> _Work required_
Each record below is to be copied word for word, with pictures removed.

Dataset entries:
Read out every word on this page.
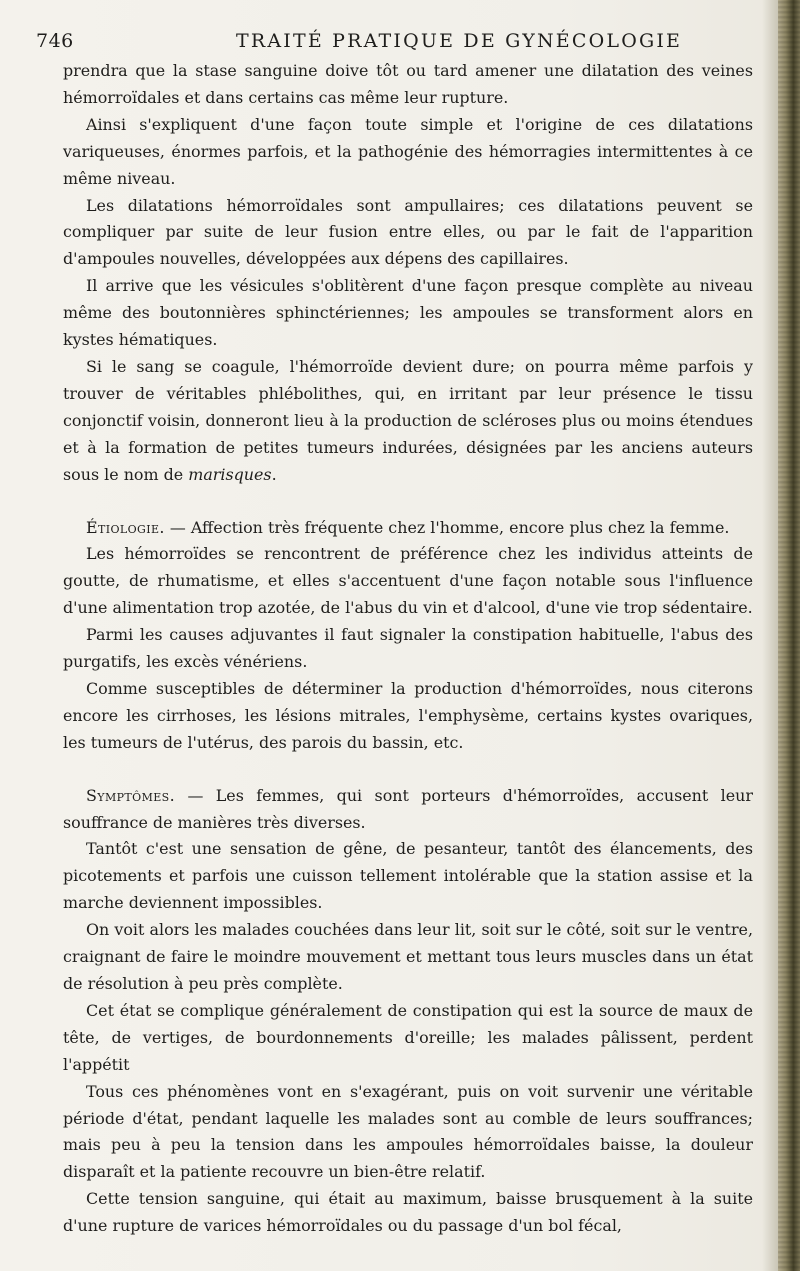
746	TRAITÉ PRATIQUE DE GYNÉCOLOGIE

prendra que la stase sanguine doive tôt ou tard amener une dilatation des veines hémorroïdales et dans certains cas même leur rupture.

Ainsi s'expliquent d'une façon toute simple et l'origine de ces dilatations variqueuses, énormes parfois, et la pathogénie des hémorragies intermittentes à ce même niveau.

Les dilatations hémorroïdales sont ampullaires; ces dilatations peuvent se compliquer par suite de leur fusion entre elles, ou par le fait de l'apparition d'ampoules nouvelles, développées aux dépens des capillaires.

Il arrive que les vésicules s'oblitèrent d'une façon presque complète au niveau même des boutonnières sphinctériennes; les ampoules se transforment alors en kystes hématiques.

Si le sang se coagule, l'hémorroïde devient dure; on pourra même parfois y trouver de véritables phlébolithes, qui, en irritant par leur présence le tissu conjonctif voisin, donneront lieu à la production de scléroses plus ou moins étendues et à la formation de petites tumeurs indurées, désignées par les anciens auteurs sous le nom de marisques.

Étiologie. — Affection très fréquente chez l'homme, encore plus chez la femme.

Les hémorroïdes se rencontrent de préférence chez les individus atteints de goutte, de rhumatisme, et elles s'accentuent d'une façon notable sous l'influence d'une alimentation trop azotée, de l'abus du vin et d'alcool, d'une vie trop sédentaire.

Parmi les causes adjuvantes il faut signaler la constipation habituelle, l'abus des purgatifs, les excès vénériens.

Comme susceptibles de déterminer la production d'hémorroïdes, nous citerons encore les cirrhoses, les lésions mitrales, l'emphysème, certains kystes ovariques, les tumeurs de l'utérus, des parois du bassin, etc.

Symptômes. — Les femmes, qui sont porteurs d'hémorroïdes, accusent leur souffrance de manières très diverses.

Tantôt c'est une sensation de gêne, de pesanteur, tantôt des élancements, des picotements et parfois une cuisson tellement intolérable que la station assise et la marche deviennent impossibles.

On voit alors les malades couchées dans leur lit, soit sur le côté, soit sur le ventre, craignant de faire le moindre mouvement et mettant tous leurs muscles dans un état de résolution à peu près complète.

Cet état se complique généralement de constipation qui est la source de maux de tête, de vertiges, de bourdonnements d'oreille; les malades pâlissent, perdent l'appétit

Tous ces phénomènes vont en s'exagérant, puis on voit survenir une véritable période d'état, pendant laquelle les malades sont au comble de leurs souffrances; mais peu à peu la tension dans les ampoules hémorroïdales baisse, la douleur disparaît et la patiente recouvre un bien-être relatif.

Cette tension sanguine, qui était au maximum, baisse brusquement à la suite d'une rupture de varices hémorroïdales ou du passage d'un bol fécal,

> _Problem solution_
Read out every word on this page.
746	TRAITÉ PRATIQUE DE GYNÉCOLOGIE

prendra que la stase sanguine doive tôt ou tard amener une dilatation des veines hémorroïdales et dans certains cas même leur rupture.

Ainsi s'expliquent d'une façon toute simple et l'origine de ces dilatations variqueuses, énormes parfois, et la pathogénie des hémorragies intermittentes à ce même niveau.

Les dilatations hémorroïdales sont ampullaires; ces dilatations peuvent se compliquer par suite de leur fusion entre elles, ou par le fait de l'apparition d'ampoules nouvelles, développées aux dépens des capillaires.

Il arrive que les vésicules s'oblitèrent d'une façon presque complète au niveau même des boutonnières sphinctériennes; les ampoules se transforment alors en kystes hématiques.

Si le sang se coagule, l'hémorroïde devient dure; on pourra même parfois y trouver de véritables phlébolithes, qui, en irritant par leur présence le tissu conjonctif voisin, donneront lieu à la production de scléroses plus ou moins étendues et à la formation de petites tumeurs indurées, désignées par les anciens auteurs sous le nom de marisques.

Étiologie. — Affection très fréquente chez l'homme, encore plus chez la femme.

Les hémorroïdes se rencontrent de préférence chez les individus atteints de goutte, de rhumatisme, et elles s'accentuent d'une façon notable sous l'influence d'une alimentation trop azotée, de l'abus du vin et d'alcool, d'une vie trop sédentaire.

Parmi les causes adjuvantes il faut signaler la constipation habituelle, l'abus des purgatifs, les excès vénériens.

Comme susceptibles de déterminer la production d'hémorroïdes, nous citerons encore les cirrhoses, les lésions mitrales, l'emphysème, certains kystes ovariques, les tumeurs de l'utérus, des parois du bassin, etc.

Symptômes. — Les femmes, qui sont porteurs d'hémorroïdes, accusent leur souffrance de manières très diverses.

Tantôt c'est une sensation de gêne, de pesanteur, tantôt des élancements, des picotements et parfois une cuisson tellement intolérable que la station assise et la marche deviennent impossibles.

On voit alors les malades couchées dans leur lit, soit sur le côté, soit sur le ventre, craignant de faire le moindre mouvement et mettant tous leurs muscles dans un état de résolution à peu près complète.

Cet état se complique généralement de constipation qui est la source de maux de tête, de vertiges, de bourdonnements d'oreille; les malades pâlissent, perdent l'appétit

Tous ces phénomènes vont en s'exagérant, puis on voit survenir une véritable période d'état, pendant laquelle les malades sont au comble de leurs souffrances; mais peu à peu la tension dans les ampoules hémorroïdales baisse, la douleur disparaît et la patiente recouvre un bien-être relatif.

Cette tension sanguine, qui était au maximum, baisse brusquement à la suite d'une rupture de varices hémorroïdales ou du passage d'un bol fécal,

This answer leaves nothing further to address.